──────── Records for this exercise
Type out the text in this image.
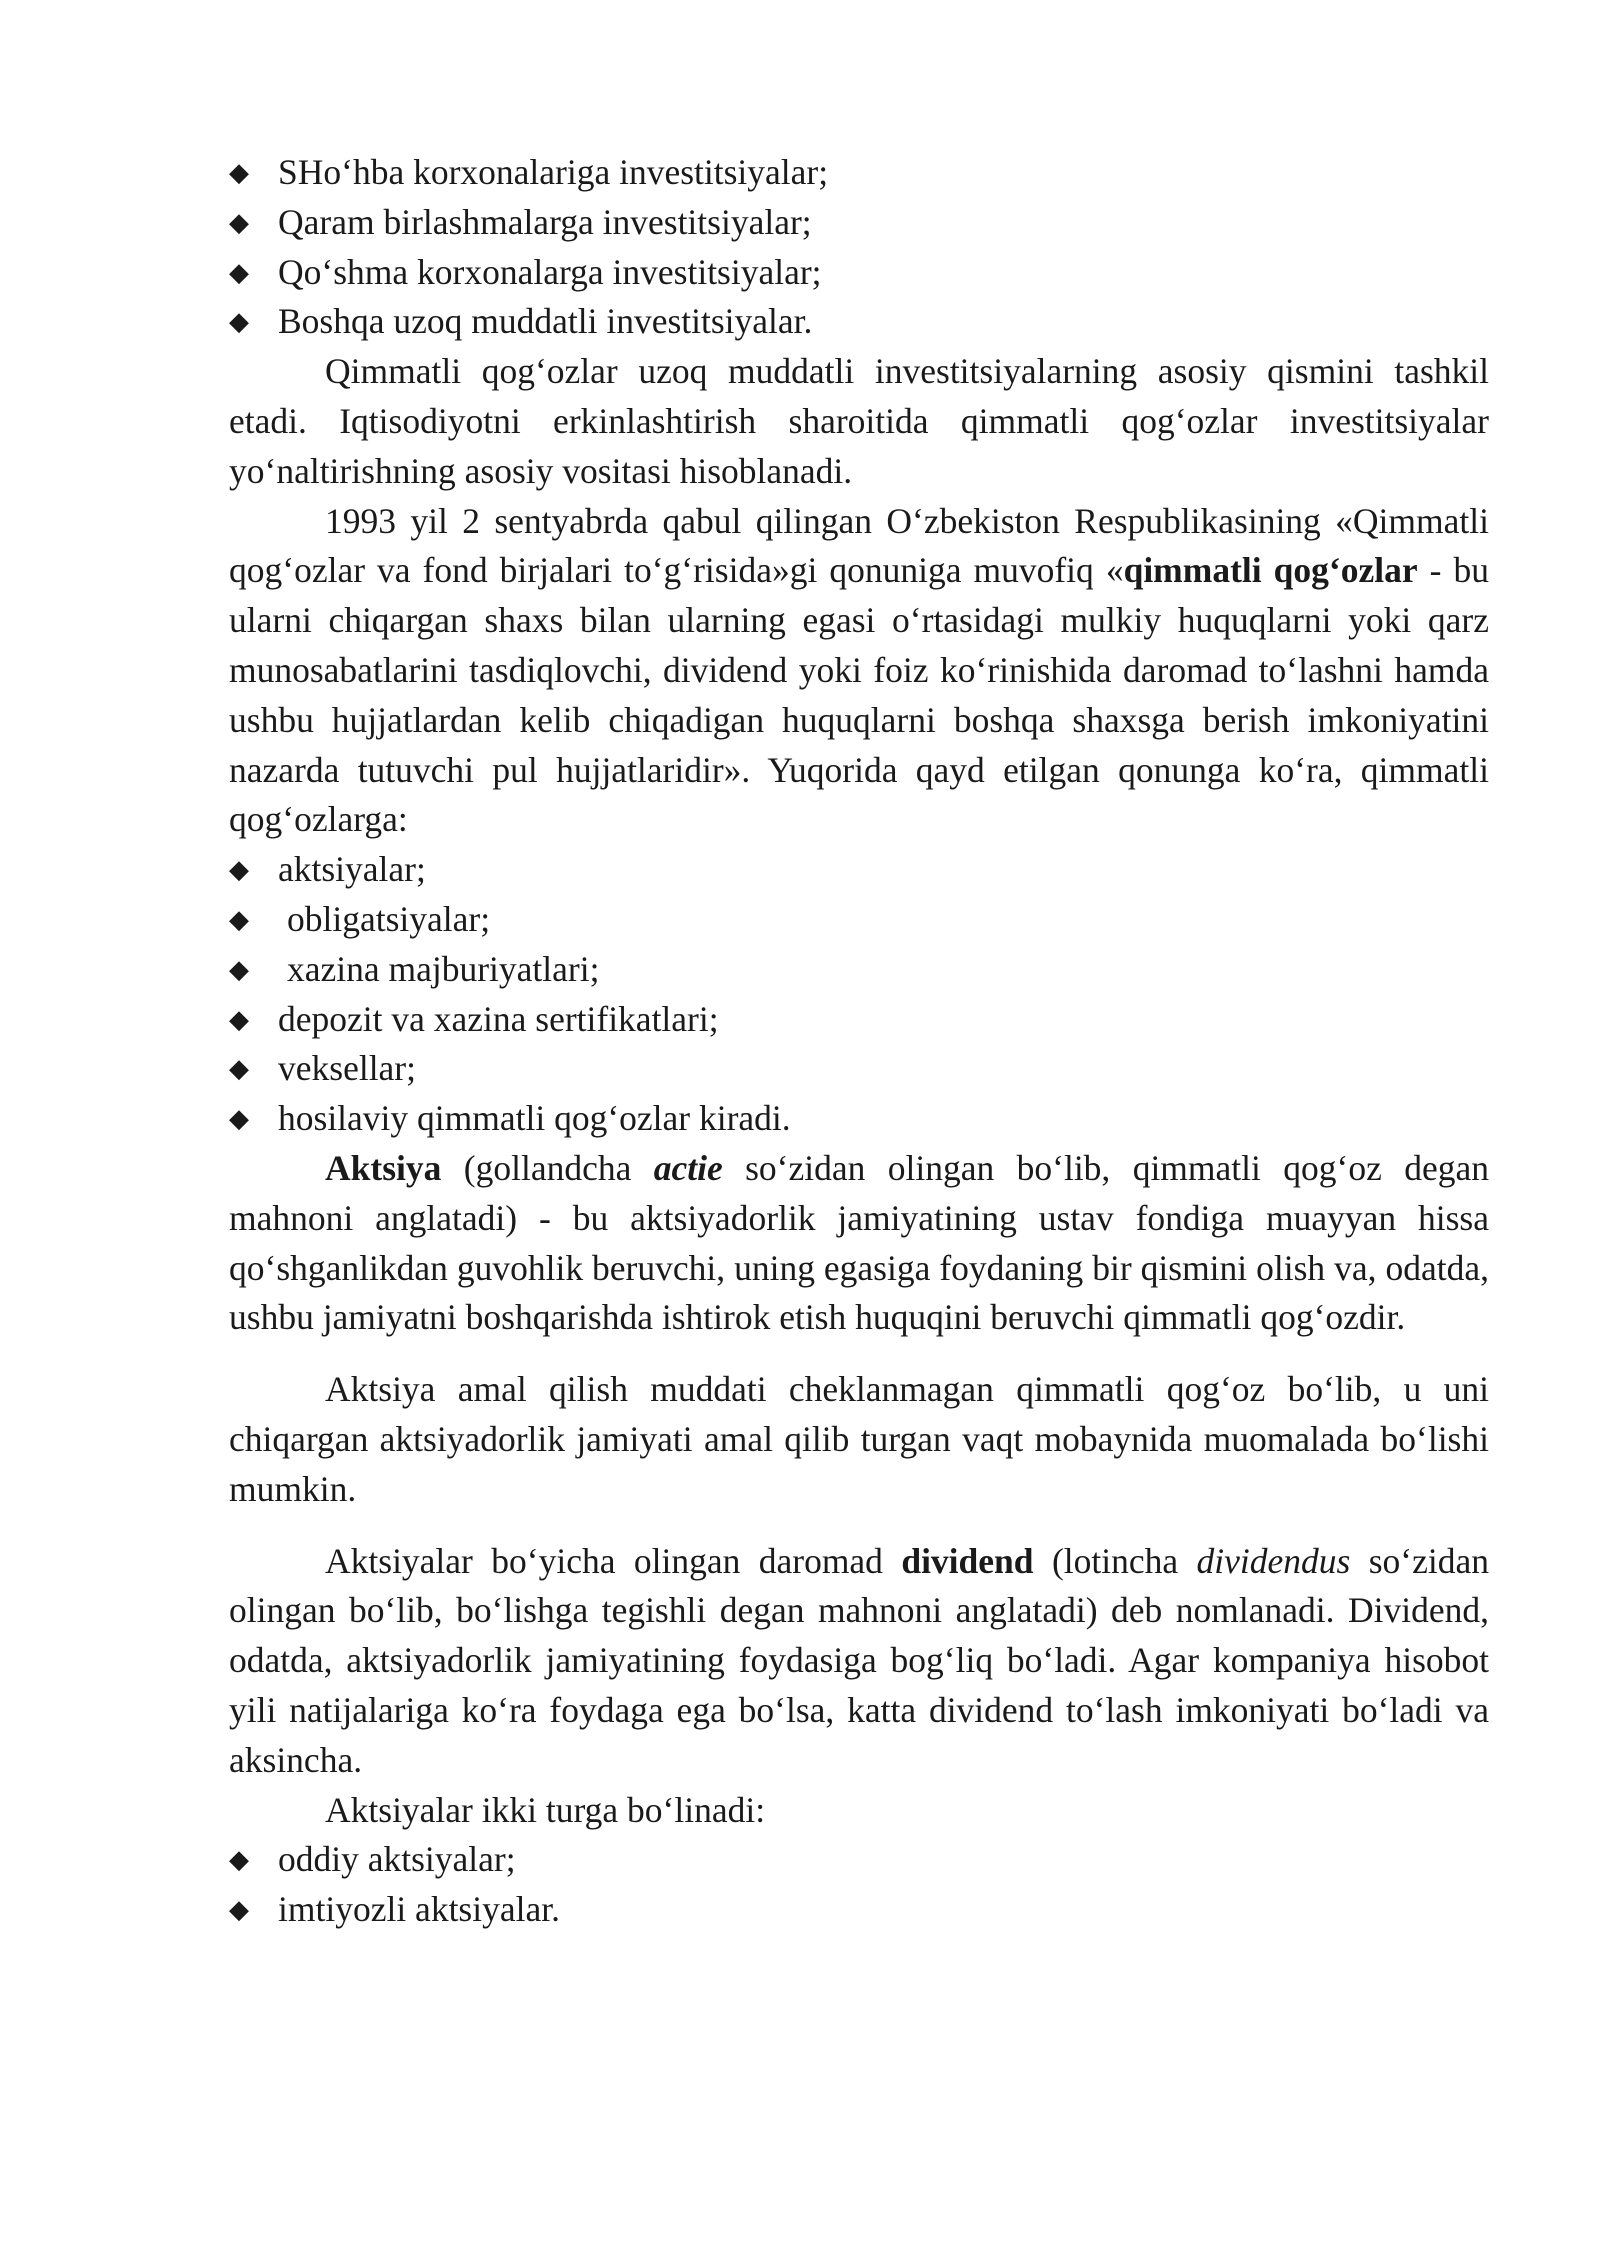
◆ SHo‘hba korxonalariga investitsiyalar;
◆ Qaram birlashmalarga investitsiyalar;
◆ Qo‘shma korxonalarga investitsiyalar;
◆ Boshqa uzoq muddatli investitsiyalar.

Qimmatli qog‘ozlar uzoq muddatli investitsiyalarning asosiy qismini tashkil etadi. Iqtisodiyotni erkinlashtirish sharoitida qimmatli qog‘ozlar investitsiyalar yo‘naltirishning asosiy vositasi hisoblanadi.

1993 yil 2 sentyabrda qabul qilingan O‘zbekiston Respublikasining «Qimmatli qog‘ozlar va fond birjalari to‘g‘risida»gi qonuniga muvofiq «qimmatli qog‘ozlar - bu ularni chiqargan shaxs bilan ularning egasi o‘rtasidagi mulkiy huquqlarni yoki qarz munosabatlarini tasdiqlovchi, dividend yoki foiz ko‘rinishida daromad to‘lashni hamda ushbu hujjatlardan kelib chiqadigan huquqlarni boshqa shaxsga berish imkoniyatini nazarda tutuvchi pul hujjatlaridir». Yuqorida qayd etilgan qonunga ko‘ra, qimmatli qog‘ozlarga:

◆ aktsiyalar;
◆ obligatsiyalar;
◆ xazina majburiyatlari;
◆ depozit va xazina sertifikatlari;
◆ veksellar;
◆ hosilaviy qimmatli qog‘ozlar kiradi.

Aktsiya (gollandcha actie so‘zidan olingan bo‘lib, qimmatli qog‘oz degan mahnoni anglatadi) - bu aktsiyadorlik jamiyatining ustav fondiga muayyan hissa qo‘shganlikdan guvohlik beruvchi, uning egasiga foydaning bir qismini olish va, odatda, ushbu jamiyatni boshqarishda ishtirok etish huquqini beruvchi qimmatli qog‘ozdir.

Aktsiya amal qilish muddati cheklanmagan qimmatli qog‘oz bo‘lib, u uni chiqargan aktsiyadorlik jamiyati amal qilib turgan vaqt mobaynida muomalada bo‘lishi mumkin.

Aktsiyalar bo‘yicha olingan daromad dividend (lotincha dividendus so‘zidan olingan bo‘lib, bo‘lishga tegishli degan mahnoni anglatadi) deb nomlanadi. Dividend, odatda, aktsiyadorlik jamiyatining foydasiga bog‘liq bo‘ladi. Agar kompaniya hisobot yili natijalariga ko‘ra foydaga ega bo‘lsa, katta dividend to‘lash imkoniyati bo‘ladi va aksincha.

Aktsiyalar ikki turga bo‘linadi:

◆ oddiy aktsiyalar;
◆ imtiyozli aktsiyalar.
────────────────
## What you have to do
Find the word "daromad" in the material, then list each line that holds it.

## Final result
1993 yil 2 sentyabrda qabul qilingan O‘zbekiston Respublikasining «Qimmatli qog‘ozlar va fond birjalari to‘g‘risida»gi qonuniga muvofiq «qimmatli qog‘ozlar - bu ularni chiqargan shaxs bilan ularning egasi o‘rtasidagi mulkiy huquqlarni yoki qarz munosabatlarini tasdiqlovchi, dividend yoki foiz ko‘rinishida daromad to‘lashni hamda ushbu hujjatlardan kelib chiqadigan huquqlarni boshqa shaxsga berish imkoniyatini nazarda tutuvchi pul hujjatlaridir». Yuqorida qayd etilgan qonunga ko‘ra, qimmatli qog‘ozlarga:
Aktsiyalar bo‘yicha olingan daromad dividend (lotincha dividendus so‘zidan olingan bo‘lib, bo‘lishga tegishli degan mahnoni anglatadi) deb nomlanadi. Dividend, odatda, aktsiyadorlik jamiyatining foydasiga bog‘liq bo‘ladi. Agar kompaniya hisobot yili natijalariga ko‘ra foydaga ega bo‘lsa, katta dividend to‘lash imkoniyati bo‘ladi va aksincha.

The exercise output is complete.